● RECORDS TO USE
>> Start

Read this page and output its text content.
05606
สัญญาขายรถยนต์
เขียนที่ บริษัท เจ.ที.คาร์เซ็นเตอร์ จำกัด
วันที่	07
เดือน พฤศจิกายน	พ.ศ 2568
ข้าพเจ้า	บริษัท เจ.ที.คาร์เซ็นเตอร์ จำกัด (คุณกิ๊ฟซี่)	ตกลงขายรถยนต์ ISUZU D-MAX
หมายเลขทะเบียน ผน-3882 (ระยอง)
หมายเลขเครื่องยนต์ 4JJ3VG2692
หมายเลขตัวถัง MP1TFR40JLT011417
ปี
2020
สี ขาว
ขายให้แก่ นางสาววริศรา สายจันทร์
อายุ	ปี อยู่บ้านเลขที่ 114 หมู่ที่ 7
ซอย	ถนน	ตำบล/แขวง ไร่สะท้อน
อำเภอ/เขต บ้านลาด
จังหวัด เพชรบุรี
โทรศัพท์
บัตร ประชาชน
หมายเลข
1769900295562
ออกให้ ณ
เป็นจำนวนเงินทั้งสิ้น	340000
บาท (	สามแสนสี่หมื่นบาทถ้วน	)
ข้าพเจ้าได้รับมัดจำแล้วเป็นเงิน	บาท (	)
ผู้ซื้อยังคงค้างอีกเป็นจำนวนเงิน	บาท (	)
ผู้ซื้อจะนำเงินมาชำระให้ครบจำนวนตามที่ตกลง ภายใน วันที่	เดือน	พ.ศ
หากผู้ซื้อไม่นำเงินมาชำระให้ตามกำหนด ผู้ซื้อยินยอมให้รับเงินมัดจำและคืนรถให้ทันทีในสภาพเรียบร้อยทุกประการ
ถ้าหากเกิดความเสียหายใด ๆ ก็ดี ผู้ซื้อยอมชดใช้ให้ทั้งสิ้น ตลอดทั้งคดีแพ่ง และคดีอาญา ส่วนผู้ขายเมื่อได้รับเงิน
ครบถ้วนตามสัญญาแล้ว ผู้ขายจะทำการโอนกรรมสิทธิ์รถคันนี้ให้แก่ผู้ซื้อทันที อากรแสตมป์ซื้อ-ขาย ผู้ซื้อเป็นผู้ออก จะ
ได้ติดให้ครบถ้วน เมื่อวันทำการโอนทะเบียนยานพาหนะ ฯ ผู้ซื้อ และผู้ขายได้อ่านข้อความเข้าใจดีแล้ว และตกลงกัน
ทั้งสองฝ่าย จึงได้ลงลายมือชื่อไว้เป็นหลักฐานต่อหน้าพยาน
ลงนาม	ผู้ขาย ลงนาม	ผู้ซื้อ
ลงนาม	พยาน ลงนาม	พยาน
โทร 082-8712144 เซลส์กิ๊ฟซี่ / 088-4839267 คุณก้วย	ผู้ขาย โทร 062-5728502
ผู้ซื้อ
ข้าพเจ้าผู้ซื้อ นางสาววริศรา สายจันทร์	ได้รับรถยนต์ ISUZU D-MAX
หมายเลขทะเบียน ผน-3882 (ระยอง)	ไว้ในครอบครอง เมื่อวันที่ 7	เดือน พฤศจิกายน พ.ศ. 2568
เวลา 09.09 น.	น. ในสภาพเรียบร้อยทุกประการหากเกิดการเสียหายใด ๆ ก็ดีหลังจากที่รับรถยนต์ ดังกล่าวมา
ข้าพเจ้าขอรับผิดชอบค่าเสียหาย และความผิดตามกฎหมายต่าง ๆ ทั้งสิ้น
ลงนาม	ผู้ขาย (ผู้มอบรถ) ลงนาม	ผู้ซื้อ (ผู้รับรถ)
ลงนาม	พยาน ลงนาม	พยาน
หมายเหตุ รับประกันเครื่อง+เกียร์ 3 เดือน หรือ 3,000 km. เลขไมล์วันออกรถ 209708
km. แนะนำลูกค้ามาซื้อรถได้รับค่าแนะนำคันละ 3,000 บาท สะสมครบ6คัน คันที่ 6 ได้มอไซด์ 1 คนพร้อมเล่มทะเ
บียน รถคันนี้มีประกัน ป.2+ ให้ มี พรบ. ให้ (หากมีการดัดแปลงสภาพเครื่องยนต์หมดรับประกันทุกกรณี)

>> End

● DESCRIPTION OF THE TASK
Gather each line of the listing containing the word "ลงนาม" and show it.

● WRITTEN RESPONSE
ลงนาม	ผู้ขาย ลงนาม	ผู้ซื้อ
ลงนาม	พยาน ลงนาม	พยาน
ลงนาม	ผู้ขาย (ผู้มอบรถ) ลงนาม	ผู้ซื้อ (ผู้รับรถ)
ลงนาม	พยาน ลงนาม	พยาน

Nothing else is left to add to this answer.